→ Your task
The lines to extract start at the one containing "What text is on this page?" and end with the last line; give them exactly and nothing more.

→ Supplied records
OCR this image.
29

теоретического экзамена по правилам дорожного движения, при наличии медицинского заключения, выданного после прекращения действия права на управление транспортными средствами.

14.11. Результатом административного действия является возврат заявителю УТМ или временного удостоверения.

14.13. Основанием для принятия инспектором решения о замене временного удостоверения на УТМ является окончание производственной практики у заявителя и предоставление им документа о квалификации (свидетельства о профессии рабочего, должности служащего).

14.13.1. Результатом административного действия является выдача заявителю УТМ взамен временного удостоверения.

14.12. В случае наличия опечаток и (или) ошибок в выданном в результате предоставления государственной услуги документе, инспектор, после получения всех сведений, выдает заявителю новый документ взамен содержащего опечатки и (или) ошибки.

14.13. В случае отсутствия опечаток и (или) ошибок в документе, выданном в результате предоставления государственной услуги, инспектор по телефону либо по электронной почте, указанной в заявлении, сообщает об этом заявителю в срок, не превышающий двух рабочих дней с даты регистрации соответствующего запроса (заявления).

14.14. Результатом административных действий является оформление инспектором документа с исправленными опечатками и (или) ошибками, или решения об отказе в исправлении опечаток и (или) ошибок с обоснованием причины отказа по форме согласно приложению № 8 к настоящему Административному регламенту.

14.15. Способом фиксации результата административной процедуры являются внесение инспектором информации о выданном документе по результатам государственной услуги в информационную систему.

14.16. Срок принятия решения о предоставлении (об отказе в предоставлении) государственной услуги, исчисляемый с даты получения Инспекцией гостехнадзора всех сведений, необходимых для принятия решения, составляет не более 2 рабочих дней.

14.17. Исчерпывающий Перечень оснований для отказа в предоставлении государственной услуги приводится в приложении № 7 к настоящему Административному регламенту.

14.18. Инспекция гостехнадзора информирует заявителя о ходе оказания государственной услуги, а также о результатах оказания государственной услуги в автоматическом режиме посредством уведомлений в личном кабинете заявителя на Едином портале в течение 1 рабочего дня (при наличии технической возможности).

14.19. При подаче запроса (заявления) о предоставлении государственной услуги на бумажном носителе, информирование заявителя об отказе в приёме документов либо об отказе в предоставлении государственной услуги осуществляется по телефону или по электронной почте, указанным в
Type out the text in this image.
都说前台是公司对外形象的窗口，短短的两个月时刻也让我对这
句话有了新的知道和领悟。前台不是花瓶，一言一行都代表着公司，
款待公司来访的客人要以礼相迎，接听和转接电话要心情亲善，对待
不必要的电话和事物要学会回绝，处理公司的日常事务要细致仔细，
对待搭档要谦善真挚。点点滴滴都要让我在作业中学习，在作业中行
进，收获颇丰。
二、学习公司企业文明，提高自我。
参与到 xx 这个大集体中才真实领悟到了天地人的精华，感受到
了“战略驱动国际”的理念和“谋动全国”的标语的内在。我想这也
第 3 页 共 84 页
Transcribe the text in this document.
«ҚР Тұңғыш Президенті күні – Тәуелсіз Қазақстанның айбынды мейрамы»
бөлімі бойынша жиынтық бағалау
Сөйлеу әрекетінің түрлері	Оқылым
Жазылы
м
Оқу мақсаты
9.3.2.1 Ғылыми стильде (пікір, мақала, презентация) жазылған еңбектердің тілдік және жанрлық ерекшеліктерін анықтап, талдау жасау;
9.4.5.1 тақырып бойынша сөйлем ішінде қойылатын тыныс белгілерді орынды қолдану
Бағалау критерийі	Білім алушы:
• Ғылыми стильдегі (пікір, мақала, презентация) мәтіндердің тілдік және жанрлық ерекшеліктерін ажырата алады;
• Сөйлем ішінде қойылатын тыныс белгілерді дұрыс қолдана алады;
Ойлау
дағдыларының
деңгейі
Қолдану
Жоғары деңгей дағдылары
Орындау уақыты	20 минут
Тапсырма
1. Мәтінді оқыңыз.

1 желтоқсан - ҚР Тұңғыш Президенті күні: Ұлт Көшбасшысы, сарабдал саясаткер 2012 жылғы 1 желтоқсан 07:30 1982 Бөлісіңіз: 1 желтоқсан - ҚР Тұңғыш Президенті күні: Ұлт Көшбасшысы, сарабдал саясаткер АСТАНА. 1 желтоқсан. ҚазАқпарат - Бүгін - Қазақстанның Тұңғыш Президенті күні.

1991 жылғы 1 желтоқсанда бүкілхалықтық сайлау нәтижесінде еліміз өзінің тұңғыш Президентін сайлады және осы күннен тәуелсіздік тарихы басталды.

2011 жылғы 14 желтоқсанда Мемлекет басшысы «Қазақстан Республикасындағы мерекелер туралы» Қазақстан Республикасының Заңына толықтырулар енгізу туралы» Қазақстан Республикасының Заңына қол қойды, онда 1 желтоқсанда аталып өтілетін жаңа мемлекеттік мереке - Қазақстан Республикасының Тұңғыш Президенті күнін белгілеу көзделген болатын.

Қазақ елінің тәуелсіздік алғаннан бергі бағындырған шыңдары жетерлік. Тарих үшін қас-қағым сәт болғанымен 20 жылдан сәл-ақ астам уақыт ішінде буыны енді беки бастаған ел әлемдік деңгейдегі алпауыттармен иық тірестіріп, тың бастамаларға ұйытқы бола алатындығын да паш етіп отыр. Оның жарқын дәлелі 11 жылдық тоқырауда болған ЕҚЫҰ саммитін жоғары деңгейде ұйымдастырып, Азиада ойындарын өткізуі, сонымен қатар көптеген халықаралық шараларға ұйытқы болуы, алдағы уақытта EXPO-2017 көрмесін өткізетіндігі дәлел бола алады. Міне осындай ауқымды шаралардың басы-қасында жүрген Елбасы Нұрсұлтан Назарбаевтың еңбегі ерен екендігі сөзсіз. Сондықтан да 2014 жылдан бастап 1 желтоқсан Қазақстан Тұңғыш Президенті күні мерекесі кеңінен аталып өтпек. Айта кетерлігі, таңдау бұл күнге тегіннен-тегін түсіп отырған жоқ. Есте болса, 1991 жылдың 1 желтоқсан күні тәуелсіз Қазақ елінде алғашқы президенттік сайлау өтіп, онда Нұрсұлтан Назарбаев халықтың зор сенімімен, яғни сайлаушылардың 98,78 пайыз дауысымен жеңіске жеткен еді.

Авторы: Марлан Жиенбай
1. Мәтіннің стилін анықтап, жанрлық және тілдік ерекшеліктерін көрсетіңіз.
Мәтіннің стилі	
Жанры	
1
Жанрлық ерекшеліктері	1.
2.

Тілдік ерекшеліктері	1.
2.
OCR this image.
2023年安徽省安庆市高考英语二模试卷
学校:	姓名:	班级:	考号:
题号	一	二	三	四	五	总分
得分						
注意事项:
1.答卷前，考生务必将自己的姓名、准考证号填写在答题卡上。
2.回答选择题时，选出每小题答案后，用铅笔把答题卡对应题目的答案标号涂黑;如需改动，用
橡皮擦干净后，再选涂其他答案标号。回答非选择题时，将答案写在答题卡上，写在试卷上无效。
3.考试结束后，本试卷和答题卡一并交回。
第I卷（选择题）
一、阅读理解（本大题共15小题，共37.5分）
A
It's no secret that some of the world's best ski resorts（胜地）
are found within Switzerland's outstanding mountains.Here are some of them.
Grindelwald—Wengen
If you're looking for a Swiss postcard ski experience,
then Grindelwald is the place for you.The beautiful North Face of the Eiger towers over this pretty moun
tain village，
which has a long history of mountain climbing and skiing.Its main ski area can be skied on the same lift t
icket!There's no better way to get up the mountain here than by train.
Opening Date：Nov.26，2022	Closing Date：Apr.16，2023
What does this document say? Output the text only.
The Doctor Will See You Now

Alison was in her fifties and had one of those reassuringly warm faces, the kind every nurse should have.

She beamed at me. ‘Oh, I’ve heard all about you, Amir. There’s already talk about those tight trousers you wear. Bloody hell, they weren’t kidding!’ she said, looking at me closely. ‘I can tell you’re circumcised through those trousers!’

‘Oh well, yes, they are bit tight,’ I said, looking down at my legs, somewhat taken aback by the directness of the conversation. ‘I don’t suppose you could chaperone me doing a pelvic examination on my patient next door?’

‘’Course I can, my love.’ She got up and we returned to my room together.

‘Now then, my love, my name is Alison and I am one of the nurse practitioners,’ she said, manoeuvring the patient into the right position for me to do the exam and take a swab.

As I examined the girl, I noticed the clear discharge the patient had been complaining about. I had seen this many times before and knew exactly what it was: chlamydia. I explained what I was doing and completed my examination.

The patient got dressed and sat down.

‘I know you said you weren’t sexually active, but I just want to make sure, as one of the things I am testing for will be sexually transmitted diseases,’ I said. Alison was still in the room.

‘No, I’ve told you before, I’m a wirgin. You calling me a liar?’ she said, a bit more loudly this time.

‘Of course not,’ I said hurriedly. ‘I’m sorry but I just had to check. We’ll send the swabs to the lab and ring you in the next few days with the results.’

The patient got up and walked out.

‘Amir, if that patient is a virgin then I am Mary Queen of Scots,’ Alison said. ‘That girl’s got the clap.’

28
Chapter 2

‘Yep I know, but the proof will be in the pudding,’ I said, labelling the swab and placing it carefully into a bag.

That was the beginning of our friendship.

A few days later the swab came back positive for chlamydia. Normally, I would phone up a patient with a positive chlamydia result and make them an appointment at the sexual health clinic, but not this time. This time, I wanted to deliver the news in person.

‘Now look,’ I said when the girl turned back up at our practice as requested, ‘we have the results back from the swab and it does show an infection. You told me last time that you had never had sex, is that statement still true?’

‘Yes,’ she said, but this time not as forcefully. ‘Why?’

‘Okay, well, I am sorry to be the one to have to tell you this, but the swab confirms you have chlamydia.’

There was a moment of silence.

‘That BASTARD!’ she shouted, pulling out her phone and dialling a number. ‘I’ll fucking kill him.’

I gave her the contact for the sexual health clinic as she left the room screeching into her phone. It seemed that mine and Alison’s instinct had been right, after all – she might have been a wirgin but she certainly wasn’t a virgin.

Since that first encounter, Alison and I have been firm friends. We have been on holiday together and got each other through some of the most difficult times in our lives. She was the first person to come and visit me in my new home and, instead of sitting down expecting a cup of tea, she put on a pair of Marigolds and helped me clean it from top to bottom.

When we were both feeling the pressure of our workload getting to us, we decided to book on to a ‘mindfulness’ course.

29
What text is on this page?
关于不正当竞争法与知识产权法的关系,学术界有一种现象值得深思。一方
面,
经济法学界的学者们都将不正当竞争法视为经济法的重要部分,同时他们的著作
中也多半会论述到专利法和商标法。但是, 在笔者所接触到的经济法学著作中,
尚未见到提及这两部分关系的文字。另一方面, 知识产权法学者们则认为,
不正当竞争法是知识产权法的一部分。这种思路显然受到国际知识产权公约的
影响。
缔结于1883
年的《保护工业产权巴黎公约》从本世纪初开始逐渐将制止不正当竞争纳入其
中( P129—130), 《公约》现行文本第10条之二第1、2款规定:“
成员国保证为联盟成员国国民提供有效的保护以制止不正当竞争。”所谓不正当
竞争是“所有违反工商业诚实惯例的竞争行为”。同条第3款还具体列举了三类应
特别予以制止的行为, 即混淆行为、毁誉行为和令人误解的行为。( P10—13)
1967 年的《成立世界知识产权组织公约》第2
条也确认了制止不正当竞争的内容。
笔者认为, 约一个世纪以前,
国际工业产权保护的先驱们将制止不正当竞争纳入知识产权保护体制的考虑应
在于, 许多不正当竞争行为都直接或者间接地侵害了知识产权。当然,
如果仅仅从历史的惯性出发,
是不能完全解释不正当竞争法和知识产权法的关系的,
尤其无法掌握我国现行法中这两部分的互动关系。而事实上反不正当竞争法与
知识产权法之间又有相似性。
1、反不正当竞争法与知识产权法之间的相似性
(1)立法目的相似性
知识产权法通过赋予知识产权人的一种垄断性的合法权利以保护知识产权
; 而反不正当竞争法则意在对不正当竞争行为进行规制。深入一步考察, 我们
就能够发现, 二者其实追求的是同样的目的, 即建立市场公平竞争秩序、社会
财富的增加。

→ Written response
What text is on this page?
关于不正当竞争法与知识产权法的关系,学术界有一种现象值得深思。一方
面,
经济法学界的学者们都将不正当竞争法视为经济法的重要部分,同时他们的著作
中也多半会论述到专利法和商标法。但是, 在笔者所接触到的经济法学著作中,
尚未见到提及这两部分关系的文字。另一方面, 知识产权法学者们则认为,
不正当竞争法是知识产权法的一部分。这种思路显然受到国际知识产权公约的
影响。
缔结于1883
年的《保护工业产权巴黎公约》从本世纪初开始逐渐将制止不正当竞争纳入其
中( P129—130), 《公约》现行文本第10条之二第1、2款规定:“
成员国保证为联盟成员国国民提供有效的保护以制止不正当竞争。”所谓不正当
竞争是“所有违反工商业诚实惯例的竞争行为”。同条第3款还具体列举了三类应
特别予以制止的行为, 即混淆行为、毁誉行为和令人误解的行为。( P10—13)
1967 年的《成立世界知识产权组织公约》第2
条也确认了制止不正当竞争的内容。
笔者认为, 约一个世纪以前,
国际工业产权保护的先驱们将制止不正当竞争纳入知识产权保护体制的考虑应
在于, 许多不正当竞争行为都直接或者间接地侵害了知识产权。当然,
如果仅仅从历史的惯性出发,
是不能完全解释不正当竞争法和知识产权法的关系的,
尤其无法掌握我国现行法中这两部分的互动关系。而事实上反不正当竞争法与
知识产权法之间又有相似性。
1、反不正当竞争法与知识产权法之间的相似性
(1)立法目的相似性
知识产权法通过赋予知识产权人的一种垄断性的合法权利以保护知识产权
; 而反不正当竞争法则意在对不正当竞争行为进行规制。深入一步考察, 我们
就能够发现, 二者其实追求的是同样的目的, 即建立市场公平竞争秩序、社会
财富的增加。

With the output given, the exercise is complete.